YOUR GOAL: Your task is to copy the listing exactly. Drop any pictures from the copy.

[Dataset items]

++++

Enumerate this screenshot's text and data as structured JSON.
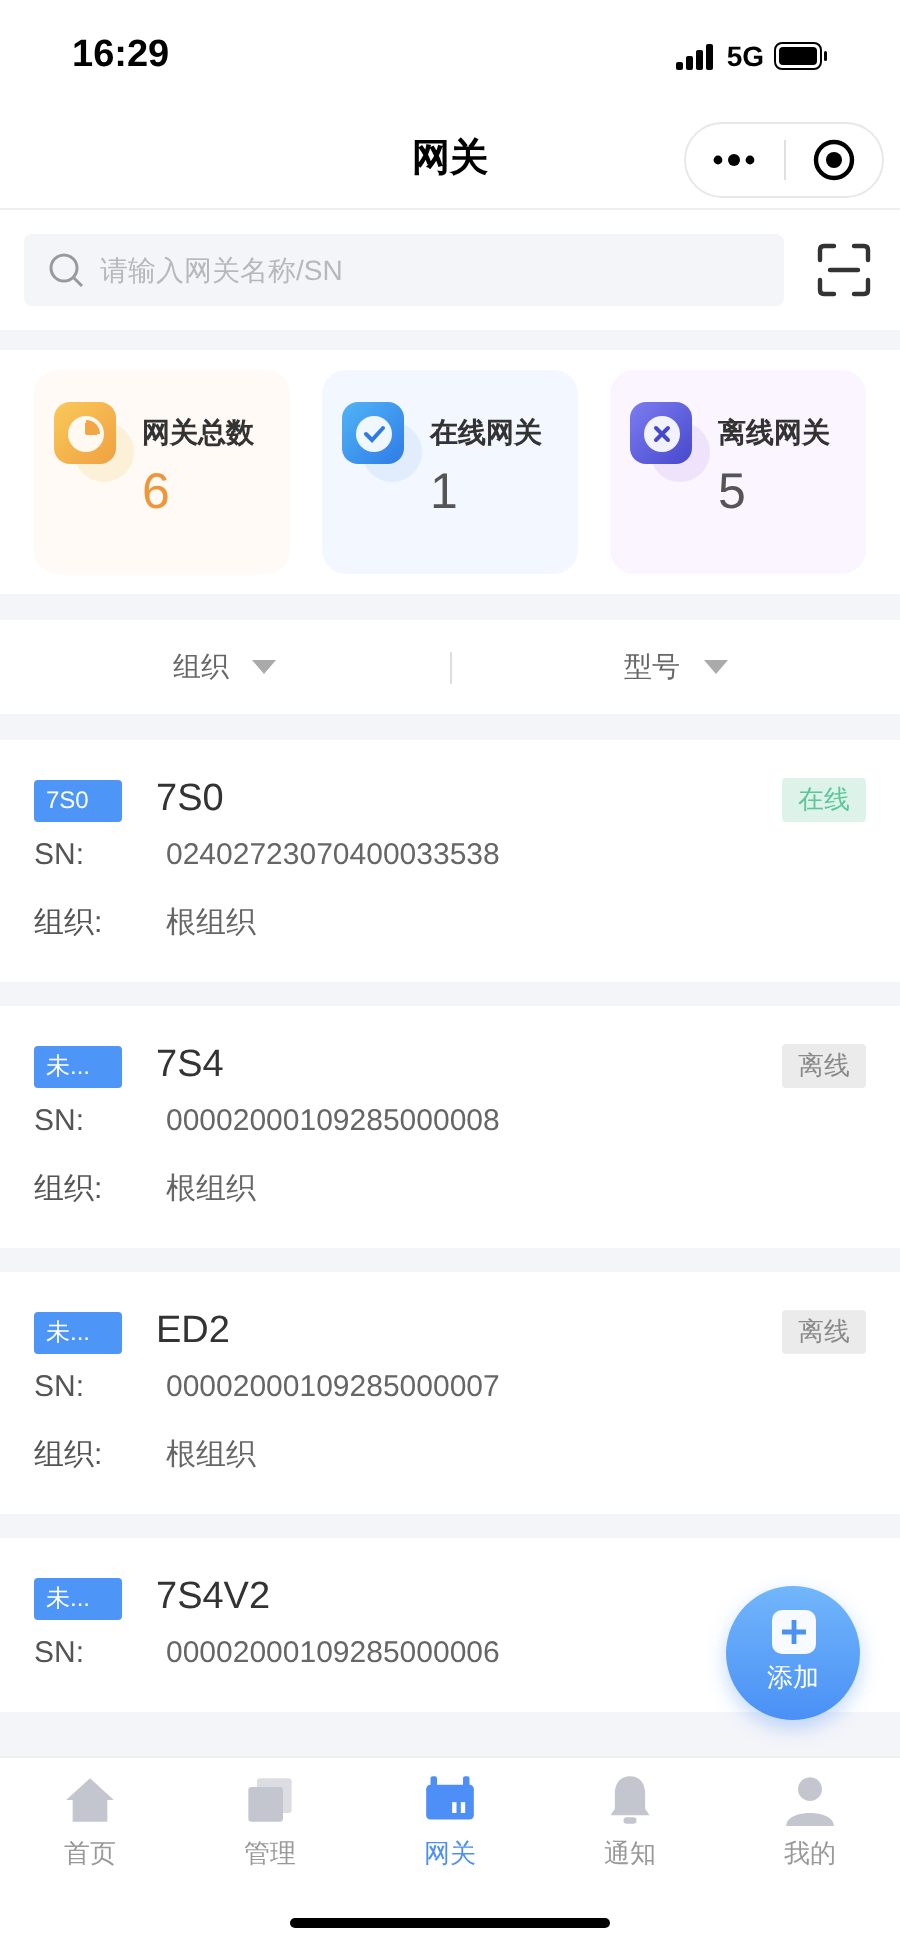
{
  "status_bar": {
    "time": "16:29",
    "network": "5G"
  },
  "nav": {
    "title": "网关"
  },
  "search": {
    "placeholder": "请输入网关名称/SN"
  },
  "stats": [
    {
      "kind": "total",
      "label": "网关总数",
      "value": "6"
    },
    {
      "kind": "online",
      "label": "在线网关",
      "value": "1"
    },
    {
      "kind": "offline",
      "label": "离线网关",
      "value": "5"
    }
  ],
  "filters": [
    {
      "label": "组织"
    },
    {
      "label": "型号"
    }
  ],
  "gateways": [
    {
      "tag": "7S0",
      "name": "7S0",
      "status": {
        "kind": "online",
        "label": "在线"
      },
      "rows": [
        {
          "label": "SN:",
          "value": "02402723070400033538"
        },
        {
          "label": "组织:",
          "value": "根组织"
        }
      ]
    },
    {
      "tag": "未...",
      "name": "7S4",
      "status": {
        "kind": "offline",
        "label": "离线"
      },
      "rows": [
        {
          "label": "SN:",
          "value": "00002000109285000008"
        },
        {
          "label": "组织:",
          "value": "根组织"
        }
      ]
    },
    {
      "tag": "未...",
      "name": "ED2",
      "status": {
        "kind": "offline",
        "label": "离线"
      },
      "rows": [
        {
          "label": "SN:",
          "value": "00002000109285000007"
        },
        {
          "label": "组织:",
          "value": "根组织"
        }
      ]
    },
    {
      "tag": "未...",
      "name": "7S4V2",
      "rows": [
        {
          "label": "SN:",
          "value": "00002000109285000006"
        }
      ]
    }
  ],
  "fab": {
    "label": "添加"
  },
  "tabs": [
    {
      "kind": "home",
      "label": "首页",
      "selected": false
    },
    {
      "kind": "manage",
      "label": "管理",
      "selected": false
    },
    {
      "kind": "gateway",
      "label": "网关",
      "selected": true
    },
    {
      "kind": "notify",
      "label": "通知",
      "selected": false
    },
    {
      "kind": "me",
      "label": "我的",
      "selected": false
    }
  ]
}
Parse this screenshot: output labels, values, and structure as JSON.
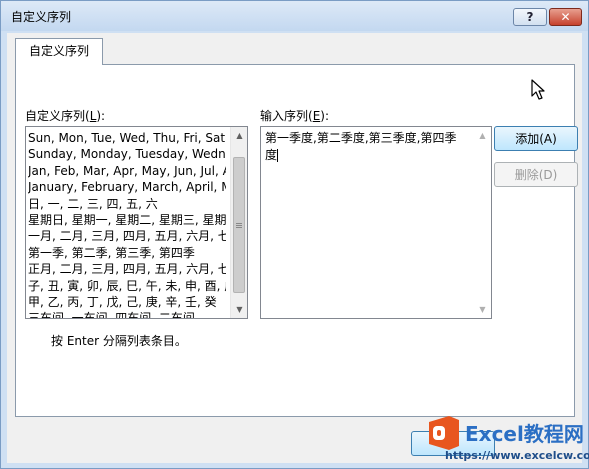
{
  "window": {
    "title": "自定义序列"
  },
  "titlebar": {
    "help_label": "?",
    "close_label": "✕"
  },
  "tabs": [
    {
      "label": "自定义序列"
    }
  ],
  "custom_lists": {
    "label": "自定义序列(L):",
    "label_prefix": "自定义序列(",
    "label_accel": "L",
    "label_suffix": "):",
    "items": [
      {
        "text": "Sun, Mon, Tue, Wed, Thu, Fri, Sat",
        "selected": false
      },
      {
        "text": "Sunday, Monday, Tuesday, Wednesday, Thursday, Friday, Saturday",
        "selected": false
      },
      {
        "text": "Jan, Feb, Mar, Apr, May, Jun, Jul, Aug, Sep, Oct, Nov, Dec",
        "selected": false
      },
      {
        "text": "January, February, March, April, May, June, July, August, September, October, November, December",
        "selected": false
      },
      {
        "text": "日, 一, 二, 三, 四, 五, 六",
        "selected": false
      },
      {
        "text": "星期日, 星期一, 星期二, 星期三, 星期四, 星期五, 星期六",
        "selected": false
      },
      {
        "text": "一月, 二月, 三月, 四月, 五月, 六月, 七月, 八月, 九月, 十月, 十一月, 十二月",
        "selected": false
      },
      {
        "text": "第一季, 第二季, 第三季, 第四季",
        "selected": false
      },
      {
        "text": "正月, 二月, 三月, 四月, 五月, 六月, 七月, 八月, 九月, 十月, 十一月, 腊月",
        "selected": false
      },
      {
        "text": "子, 丑, 寅, 卯, 辰, 巳, 午, 未, 申, 酉, 戌, 亥",
        "selected": false
      },
      {
        "text": "甲, 乙, 丙, 丁, 戊, 己, 庚, 辛, 壬, 癸",
        "selected": false
      },
      {
        "text": "三车间, 一车间, 四车间, 二车间",
        "selected": false
      },
      {
        "text": "",
        "selected": true
      }
    ]
  },
  "list_entries": {
    "label": "输入序列(E):",
    "label_prefix": "输入序列(",
    "label_accel": "E",
    "label_suffix": "):",
    "value": "第一季度,第二季度,第三季度,第四季度"
  },
  "buttons": {
    "add": "添加(A)",
    "delete": "删除(D)"
  },
  "hint": "按 Enter 分隔列表条目。",
  "watermark": {
    "brand": "Excel教程网",
    "url": "https://www.excelcw.com"
  },
  "colors": {
    "selection": "#3399ff",
    "primary_button": "#bee6fd"
  }
}
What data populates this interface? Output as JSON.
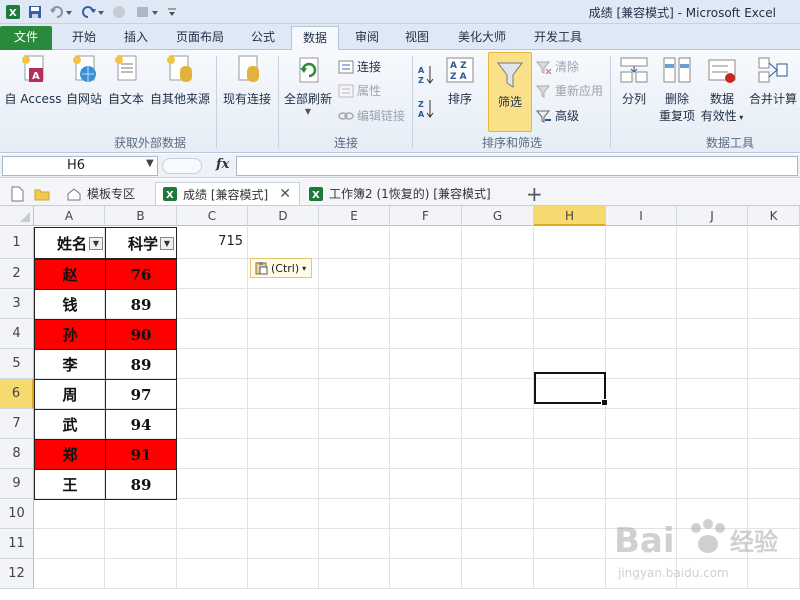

++++

EXERCISE RESPONSE:
Enumerate this screenshot's text and data as structured JSON.
{
  "status_bar": {
    "time": "16:29",
    "network": "5G"
  },
  "nav": {
    "title": "网关"
  },
  "search": {
    "placeholder": "请输入网关名称/SN"
  },
  "stats": [
    {
      "kind": "total",
      "label": "网关总数",
      "value": "6"
    },
    {
      "kind": "online",
      "label": "在线网关",
      "value": "1"
    },
    {
      "kind": "offline",
      "label": "离线网关",
      "value": "5"
    }
  ],
  "filters": [
    {
      "label": "组织"
    },
    {
      "label": "型号"
    }
  ],
  "gateways": [
    {
      "tag": "7S0",
      "name": "7S0",
      "status": {
        "kind": "online",
        "label": "在线"
      },
      "rows": [
        {
          "label": "SN:",
          "value": "02402723070400033538"
        },
        {
          "label": "组织:",
          "value": "根组织"
        }
      ]
    },
    {
      "tag": "未...",
      "name": "7S4",
      "status": {
        "kind": "offline",
        "label": "离线"
      },
      "rows": [
        {
          "label": "SN:",
          "value": "00002000109285000008"
        },
        {
          "label": "组织:",
          "value": "根组织"
        }
      ]
    },
    {
      "tag": "未...",
      "name": "ED2",
      "status": {
        "kind": "offline",
        "label": "离线"
      },
      "rows": [
        {
          "label": "SN:",
          "value": "00002000109285000007"
        },
        {
          "label": "组织:",
          "value": "根组织"
        }
      ]
    },
    {
      "tag": "未...",
      "name": "7S4V2",
      "rows": [
        {
          "label": "SN:",
          "value": "00002000109285000006"
        }
      ]
    }
  ],
  "fab": {
    "label": "添加"
  },
  "tabs": [
    {
      "kind": "home",
      "label": "首页",
      "selected": false
    },
    {
      "kind": "manage",
      "label": "管理",
      "selected": false
    },
    {
      "kind": "gateway",
      "label": "网关",
      "selected": true
    },
    {
      "kind": "notify",
      "label": "通知",
      "selected": false
    },
    {
      "kind": "me",
      "label": "我的",
      "selected": false
    }
  ]
}
Parse this screenshot: output labels, values, and structure as JSON.
{
  "window": {
    "title": "自定义序列"
  },
  "titlebar": {
    "help_label": "?",
    "close_label": "✕"
  },
  "tabs": [
    {
      "label": "自定义序列"
    }
  ],
  "custom_lists": {
    "label": "自定义序列(L):",
    "label_prefix": "自定义序列(",
    "label_accel": "L",
    "label_suffix": "):",
    "items": [
      {
        "text": "Sun, Mon, Tue, Wed, Thu, Fri, Sat",
        "selected": false
      },
      {
        "text": "Sunday, Monday, Tuesday, Wednesday, Thursday, Friday, Saturday",
        "selected": false
      },
      {
        "text": "Jan, Feb, Mar, Apr, May, Jun, Jul, Aug, Sep, Oct, Nov, Dec",
        "selected": false
      },
      {
        "text": "January, February, March, April, May, June, July, August, September, October, November, December",
        "selected": false
      },
      {
        "text": "日, 一, 二, 三, 四, 五, 六",
        "selected": false
      },
      {
        "text": "星期日, 星期一, 星期二, 星期三, 星期四, 星期五, 星期六",
        "selected": false
      },
      {
        "text": "一月, 二月, 三月, 四月, 五月, 六月, 七月, 八月, 九月, 十月, 十一月, 十二月",
        "selected": false
      },
      {
        "text": "第一季, 第二季, 第三季, 第四季",
        "selected": false
      },
      {
        "text": "正月, 二月, 三月, 四月, 五月, 六月, 七月, 八月, 九月, 十月, 十一月, 腊月",
        "selected": false
      },
      {
        "text": "子, 丑, 寅, 卯, 辰, 巳, 午, 未, 申, 酉, 戌, 亥",
        "selected": false
      },
      {
        "text": "甲, 乙, 丙, 丁, 戊, 己, 庚, 辛, 壬, 癸",
        "selected": false
      },
      {
        "text": "三车间, 一车间, 四车间, 二车间",
        "selected": false
      },
      {
        "text": "",
        "selected": true
      }
    ]
  },
  "list_entries": {
    "label": "输入序列(E):",
    "label_prefix": "输入序列(",
    "label_accel": "E",
    "label_suffix": "):",
    "value": "第一季度,第二季度,第三季度,第四季度"
  },
  "buttons": {
    "add": "添加(A)",
    "delete": "删除(D)"
  },
  "hint": "按 Enter 分隔列表条目。",
  "watermark": {
    "brand": "Excel教程网",
    "url": "https://www.excelcw.com"
  },
  "colors": {
    "selection": "#3399ff",
    "primary_button": "#bee6fd"
  }
}
What data populates this interface? Output as JSON.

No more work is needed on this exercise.